* **What the task asks**: State the number of lines below in which the word "Display" appears. Nothing else belongs in the answer.

— start Raw records —

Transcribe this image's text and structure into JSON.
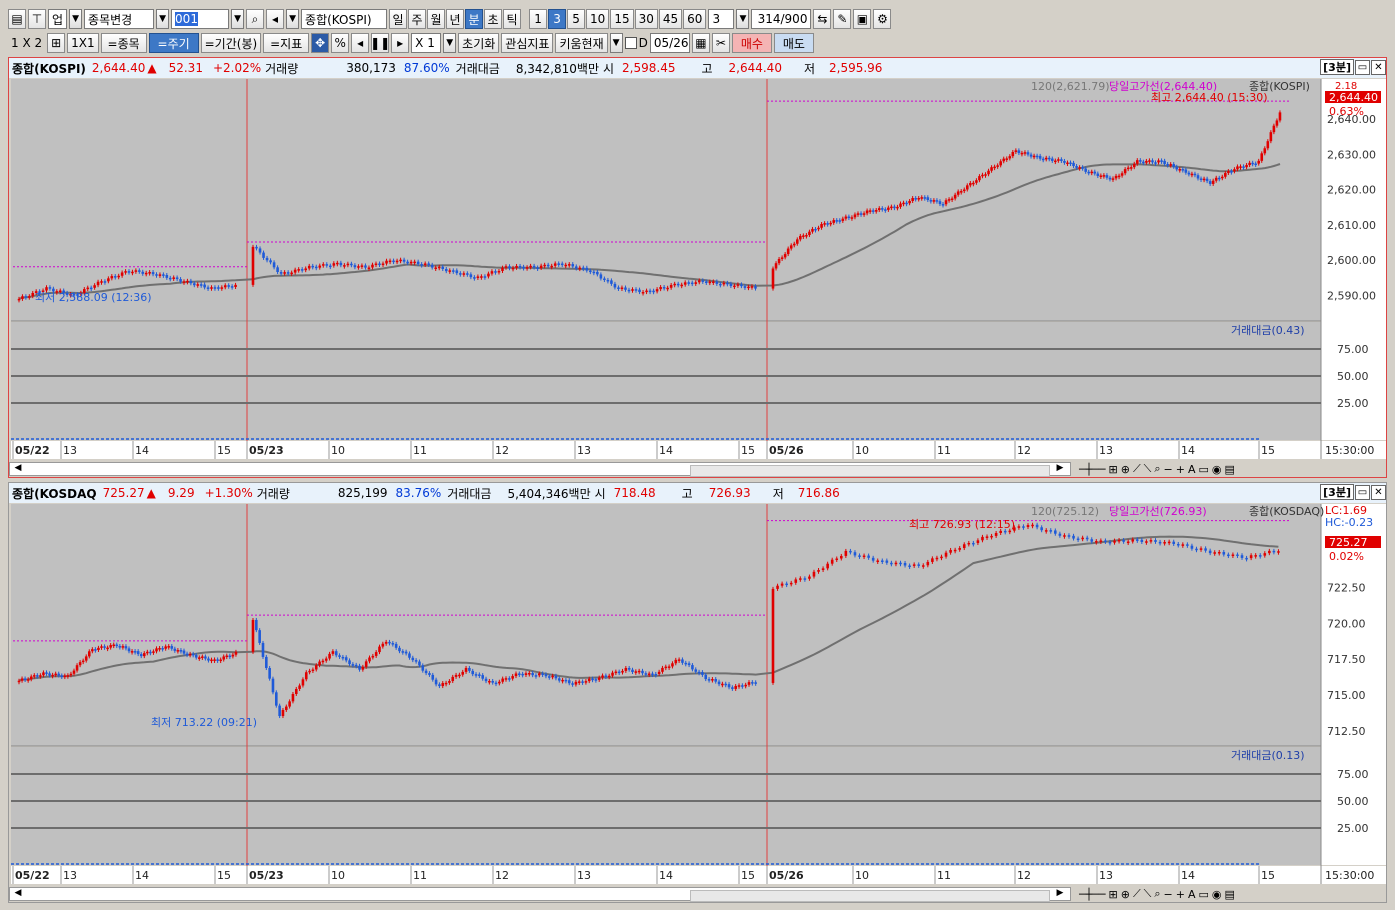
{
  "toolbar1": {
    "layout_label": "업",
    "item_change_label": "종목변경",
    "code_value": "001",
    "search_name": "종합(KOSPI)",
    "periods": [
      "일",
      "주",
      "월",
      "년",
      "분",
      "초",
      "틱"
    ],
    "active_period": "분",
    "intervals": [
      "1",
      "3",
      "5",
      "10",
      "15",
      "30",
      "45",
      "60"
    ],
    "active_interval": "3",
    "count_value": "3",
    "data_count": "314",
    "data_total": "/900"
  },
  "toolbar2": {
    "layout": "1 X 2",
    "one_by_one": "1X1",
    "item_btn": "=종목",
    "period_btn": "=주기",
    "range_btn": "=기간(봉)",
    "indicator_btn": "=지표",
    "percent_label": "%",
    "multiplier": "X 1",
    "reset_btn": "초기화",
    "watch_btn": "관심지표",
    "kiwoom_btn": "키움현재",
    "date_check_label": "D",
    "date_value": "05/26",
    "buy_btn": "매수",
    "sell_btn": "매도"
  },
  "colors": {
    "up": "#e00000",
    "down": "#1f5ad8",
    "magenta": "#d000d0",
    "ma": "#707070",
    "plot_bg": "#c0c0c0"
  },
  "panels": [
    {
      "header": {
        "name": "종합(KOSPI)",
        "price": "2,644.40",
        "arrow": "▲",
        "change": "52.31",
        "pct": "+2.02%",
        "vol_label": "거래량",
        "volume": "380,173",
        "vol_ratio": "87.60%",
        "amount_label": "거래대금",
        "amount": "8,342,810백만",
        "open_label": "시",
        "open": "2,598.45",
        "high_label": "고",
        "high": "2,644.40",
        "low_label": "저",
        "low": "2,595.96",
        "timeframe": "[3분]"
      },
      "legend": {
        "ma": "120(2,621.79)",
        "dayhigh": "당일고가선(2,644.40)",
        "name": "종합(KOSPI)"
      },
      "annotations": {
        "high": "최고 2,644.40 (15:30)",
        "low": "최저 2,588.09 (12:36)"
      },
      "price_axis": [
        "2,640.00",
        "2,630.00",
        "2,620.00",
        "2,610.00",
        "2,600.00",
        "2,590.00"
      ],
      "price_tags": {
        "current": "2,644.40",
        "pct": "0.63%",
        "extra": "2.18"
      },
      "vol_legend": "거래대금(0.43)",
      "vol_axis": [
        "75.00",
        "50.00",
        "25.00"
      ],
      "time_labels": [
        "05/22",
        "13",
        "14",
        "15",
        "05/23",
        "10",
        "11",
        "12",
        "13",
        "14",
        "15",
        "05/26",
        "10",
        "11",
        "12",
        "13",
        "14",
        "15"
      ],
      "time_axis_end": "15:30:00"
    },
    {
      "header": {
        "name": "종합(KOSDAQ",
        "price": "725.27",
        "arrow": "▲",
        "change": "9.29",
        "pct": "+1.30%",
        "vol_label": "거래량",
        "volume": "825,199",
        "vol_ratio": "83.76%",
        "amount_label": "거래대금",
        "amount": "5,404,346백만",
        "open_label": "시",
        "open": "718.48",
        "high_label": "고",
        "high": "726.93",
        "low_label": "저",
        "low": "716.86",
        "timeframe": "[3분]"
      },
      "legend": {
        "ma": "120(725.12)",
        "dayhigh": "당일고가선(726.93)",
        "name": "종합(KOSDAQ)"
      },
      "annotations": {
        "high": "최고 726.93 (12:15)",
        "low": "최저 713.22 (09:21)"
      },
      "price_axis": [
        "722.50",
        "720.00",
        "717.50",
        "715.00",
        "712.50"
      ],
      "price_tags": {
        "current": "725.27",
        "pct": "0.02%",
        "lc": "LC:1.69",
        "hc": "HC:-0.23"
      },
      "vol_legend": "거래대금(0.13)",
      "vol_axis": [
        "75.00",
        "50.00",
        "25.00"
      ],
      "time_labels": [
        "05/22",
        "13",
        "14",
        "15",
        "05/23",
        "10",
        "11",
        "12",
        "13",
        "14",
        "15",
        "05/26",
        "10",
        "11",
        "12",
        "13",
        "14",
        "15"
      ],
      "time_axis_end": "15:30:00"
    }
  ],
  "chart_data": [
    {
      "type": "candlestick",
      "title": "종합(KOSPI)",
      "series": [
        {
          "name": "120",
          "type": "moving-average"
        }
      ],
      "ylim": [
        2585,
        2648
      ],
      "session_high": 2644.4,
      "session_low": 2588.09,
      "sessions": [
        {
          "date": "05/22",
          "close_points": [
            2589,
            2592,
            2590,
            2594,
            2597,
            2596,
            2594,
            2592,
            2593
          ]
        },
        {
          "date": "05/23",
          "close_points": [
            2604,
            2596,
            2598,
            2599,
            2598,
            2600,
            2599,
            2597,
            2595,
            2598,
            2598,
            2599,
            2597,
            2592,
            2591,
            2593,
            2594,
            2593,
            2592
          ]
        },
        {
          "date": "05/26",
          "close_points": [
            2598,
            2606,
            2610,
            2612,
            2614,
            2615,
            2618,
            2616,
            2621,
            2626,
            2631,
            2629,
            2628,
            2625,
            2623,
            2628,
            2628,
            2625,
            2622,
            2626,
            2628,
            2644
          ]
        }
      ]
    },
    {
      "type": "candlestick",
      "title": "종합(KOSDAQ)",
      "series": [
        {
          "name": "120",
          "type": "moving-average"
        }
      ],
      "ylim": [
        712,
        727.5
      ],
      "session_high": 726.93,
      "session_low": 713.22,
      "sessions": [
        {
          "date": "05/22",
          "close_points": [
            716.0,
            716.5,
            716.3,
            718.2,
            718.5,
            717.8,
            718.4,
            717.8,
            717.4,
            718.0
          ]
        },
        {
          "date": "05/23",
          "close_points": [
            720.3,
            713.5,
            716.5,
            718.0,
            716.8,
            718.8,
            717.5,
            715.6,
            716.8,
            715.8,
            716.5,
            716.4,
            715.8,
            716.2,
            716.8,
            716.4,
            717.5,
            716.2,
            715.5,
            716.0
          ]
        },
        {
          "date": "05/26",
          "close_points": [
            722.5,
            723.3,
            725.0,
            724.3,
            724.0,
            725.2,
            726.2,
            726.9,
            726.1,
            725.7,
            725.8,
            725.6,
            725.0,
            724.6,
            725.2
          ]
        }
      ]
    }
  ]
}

— end Raw records —
— start Raw records —

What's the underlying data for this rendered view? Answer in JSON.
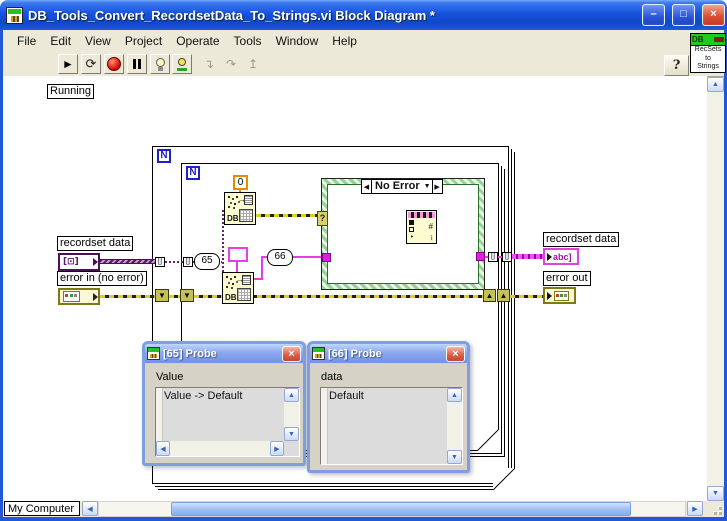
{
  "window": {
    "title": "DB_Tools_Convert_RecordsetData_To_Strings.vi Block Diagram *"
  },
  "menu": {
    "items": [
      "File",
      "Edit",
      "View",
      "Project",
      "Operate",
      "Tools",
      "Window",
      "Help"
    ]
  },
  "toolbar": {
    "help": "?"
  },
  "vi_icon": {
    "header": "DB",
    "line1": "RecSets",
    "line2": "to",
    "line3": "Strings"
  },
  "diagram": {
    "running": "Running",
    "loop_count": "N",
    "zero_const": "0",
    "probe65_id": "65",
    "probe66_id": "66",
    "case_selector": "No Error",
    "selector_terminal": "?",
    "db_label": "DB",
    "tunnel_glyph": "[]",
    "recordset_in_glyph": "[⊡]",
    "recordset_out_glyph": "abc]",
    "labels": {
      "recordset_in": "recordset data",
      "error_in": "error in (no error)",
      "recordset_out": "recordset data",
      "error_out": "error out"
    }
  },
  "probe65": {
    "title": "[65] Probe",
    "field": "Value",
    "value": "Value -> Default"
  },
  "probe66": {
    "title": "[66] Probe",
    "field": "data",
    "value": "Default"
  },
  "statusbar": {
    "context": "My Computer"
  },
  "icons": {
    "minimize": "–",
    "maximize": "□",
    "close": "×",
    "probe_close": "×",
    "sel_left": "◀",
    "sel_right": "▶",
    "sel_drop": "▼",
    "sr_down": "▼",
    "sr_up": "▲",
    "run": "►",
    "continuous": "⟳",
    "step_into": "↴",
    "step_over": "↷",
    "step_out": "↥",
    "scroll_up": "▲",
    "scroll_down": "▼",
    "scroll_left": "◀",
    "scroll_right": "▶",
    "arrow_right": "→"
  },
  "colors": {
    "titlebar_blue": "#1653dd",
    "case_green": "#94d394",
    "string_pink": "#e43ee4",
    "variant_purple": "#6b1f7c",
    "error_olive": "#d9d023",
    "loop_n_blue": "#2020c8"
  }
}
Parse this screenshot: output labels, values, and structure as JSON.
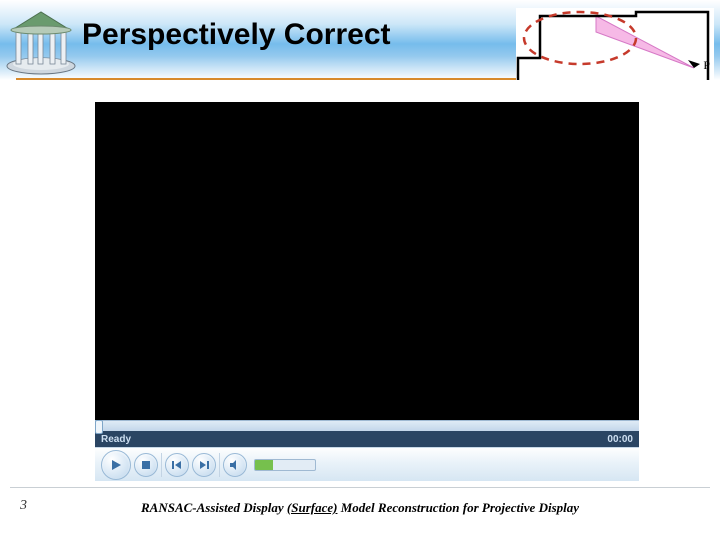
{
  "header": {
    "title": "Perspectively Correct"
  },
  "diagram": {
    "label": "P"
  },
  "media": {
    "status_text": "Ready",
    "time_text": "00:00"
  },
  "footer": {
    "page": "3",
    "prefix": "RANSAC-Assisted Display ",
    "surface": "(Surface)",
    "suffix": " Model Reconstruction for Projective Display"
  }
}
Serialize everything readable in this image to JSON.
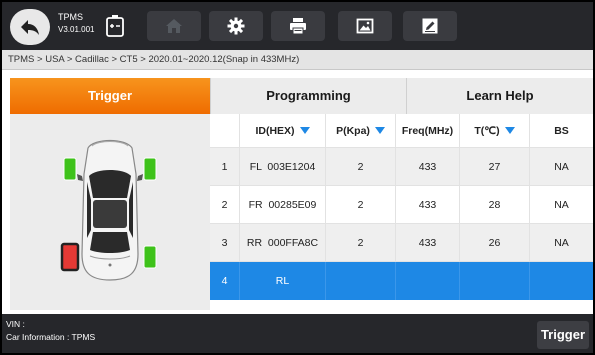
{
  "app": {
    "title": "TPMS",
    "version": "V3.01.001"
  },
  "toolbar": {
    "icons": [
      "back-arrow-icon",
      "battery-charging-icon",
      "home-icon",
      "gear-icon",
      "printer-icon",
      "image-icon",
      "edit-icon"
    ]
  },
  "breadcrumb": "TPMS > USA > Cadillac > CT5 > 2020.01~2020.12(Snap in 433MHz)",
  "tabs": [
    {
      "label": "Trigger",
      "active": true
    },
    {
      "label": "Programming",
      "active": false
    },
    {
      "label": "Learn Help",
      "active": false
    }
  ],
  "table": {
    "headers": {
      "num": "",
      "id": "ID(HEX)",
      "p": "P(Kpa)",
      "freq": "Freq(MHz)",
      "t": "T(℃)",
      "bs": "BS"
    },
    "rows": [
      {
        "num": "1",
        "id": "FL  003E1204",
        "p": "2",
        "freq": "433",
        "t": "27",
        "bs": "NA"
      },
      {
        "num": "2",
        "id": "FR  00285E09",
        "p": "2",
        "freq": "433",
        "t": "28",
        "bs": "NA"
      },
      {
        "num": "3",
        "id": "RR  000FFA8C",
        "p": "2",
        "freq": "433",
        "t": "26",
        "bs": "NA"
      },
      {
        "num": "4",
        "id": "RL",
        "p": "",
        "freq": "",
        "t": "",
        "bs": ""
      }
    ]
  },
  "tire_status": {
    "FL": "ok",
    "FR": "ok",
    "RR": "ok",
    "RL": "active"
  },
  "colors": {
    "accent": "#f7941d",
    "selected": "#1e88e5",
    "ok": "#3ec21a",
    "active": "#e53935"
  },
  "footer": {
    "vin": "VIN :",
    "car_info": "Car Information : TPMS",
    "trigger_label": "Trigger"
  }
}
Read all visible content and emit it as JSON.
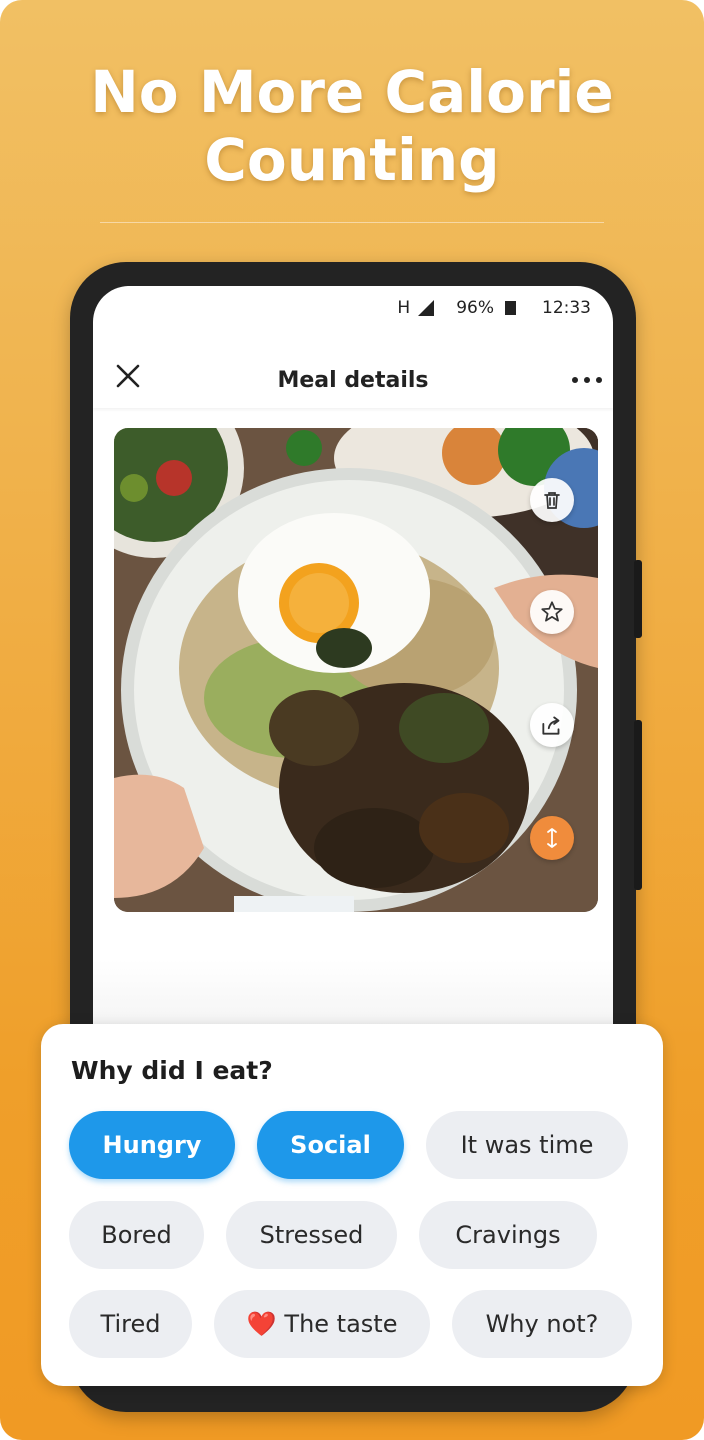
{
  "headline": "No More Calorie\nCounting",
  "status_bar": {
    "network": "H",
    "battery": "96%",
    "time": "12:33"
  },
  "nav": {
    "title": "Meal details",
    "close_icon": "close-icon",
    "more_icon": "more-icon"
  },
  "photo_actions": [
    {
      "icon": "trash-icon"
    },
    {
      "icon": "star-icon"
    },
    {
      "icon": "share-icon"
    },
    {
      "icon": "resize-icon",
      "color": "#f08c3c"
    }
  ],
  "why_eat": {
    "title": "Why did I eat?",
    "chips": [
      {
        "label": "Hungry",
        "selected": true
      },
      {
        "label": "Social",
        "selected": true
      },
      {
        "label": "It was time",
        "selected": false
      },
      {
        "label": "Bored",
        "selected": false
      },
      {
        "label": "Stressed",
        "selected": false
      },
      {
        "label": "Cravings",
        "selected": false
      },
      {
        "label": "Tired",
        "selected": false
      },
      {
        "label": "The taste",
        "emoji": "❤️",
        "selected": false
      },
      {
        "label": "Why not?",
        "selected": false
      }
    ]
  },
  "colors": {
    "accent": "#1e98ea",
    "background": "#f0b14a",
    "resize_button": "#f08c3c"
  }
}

— end Raw records —

* **Full output**: 2